● EXERCISE INSTRUCTIONS
Of the lines below, how many hold the string "color"? Give only the number.

+--

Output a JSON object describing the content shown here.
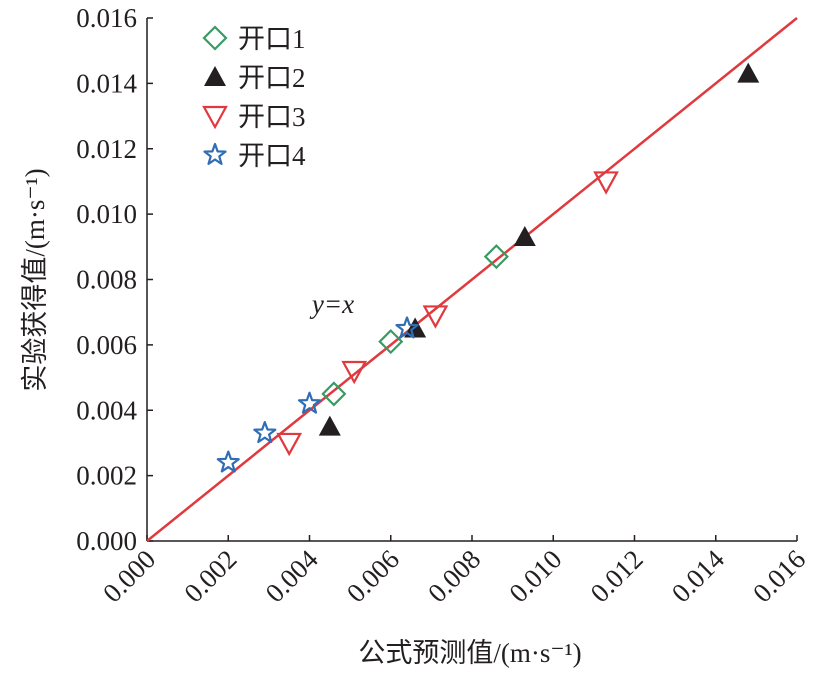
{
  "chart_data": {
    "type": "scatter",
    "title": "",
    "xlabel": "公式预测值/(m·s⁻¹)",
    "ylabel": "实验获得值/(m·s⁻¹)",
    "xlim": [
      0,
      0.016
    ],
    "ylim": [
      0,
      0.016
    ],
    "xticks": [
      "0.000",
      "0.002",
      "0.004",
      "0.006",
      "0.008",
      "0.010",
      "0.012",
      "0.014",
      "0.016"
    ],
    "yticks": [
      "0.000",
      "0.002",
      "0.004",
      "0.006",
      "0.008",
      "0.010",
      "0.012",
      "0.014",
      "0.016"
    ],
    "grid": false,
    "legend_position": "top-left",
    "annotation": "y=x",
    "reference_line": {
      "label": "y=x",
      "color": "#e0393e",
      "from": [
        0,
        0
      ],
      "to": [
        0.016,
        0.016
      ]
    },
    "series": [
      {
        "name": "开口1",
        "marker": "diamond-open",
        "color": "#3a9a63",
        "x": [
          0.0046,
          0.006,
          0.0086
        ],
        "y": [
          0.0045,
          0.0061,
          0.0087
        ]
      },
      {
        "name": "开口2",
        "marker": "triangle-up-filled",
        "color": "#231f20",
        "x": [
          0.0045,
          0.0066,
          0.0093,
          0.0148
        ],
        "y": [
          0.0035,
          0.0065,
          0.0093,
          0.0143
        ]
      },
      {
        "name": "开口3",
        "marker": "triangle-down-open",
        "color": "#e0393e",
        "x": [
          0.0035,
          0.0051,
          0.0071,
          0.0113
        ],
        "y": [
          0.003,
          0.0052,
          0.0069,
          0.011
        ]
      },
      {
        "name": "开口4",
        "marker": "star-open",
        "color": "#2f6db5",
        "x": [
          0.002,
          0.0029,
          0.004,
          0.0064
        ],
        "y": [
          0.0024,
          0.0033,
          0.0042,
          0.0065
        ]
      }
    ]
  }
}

+--

● ANSWER TO THE EXERCISE
5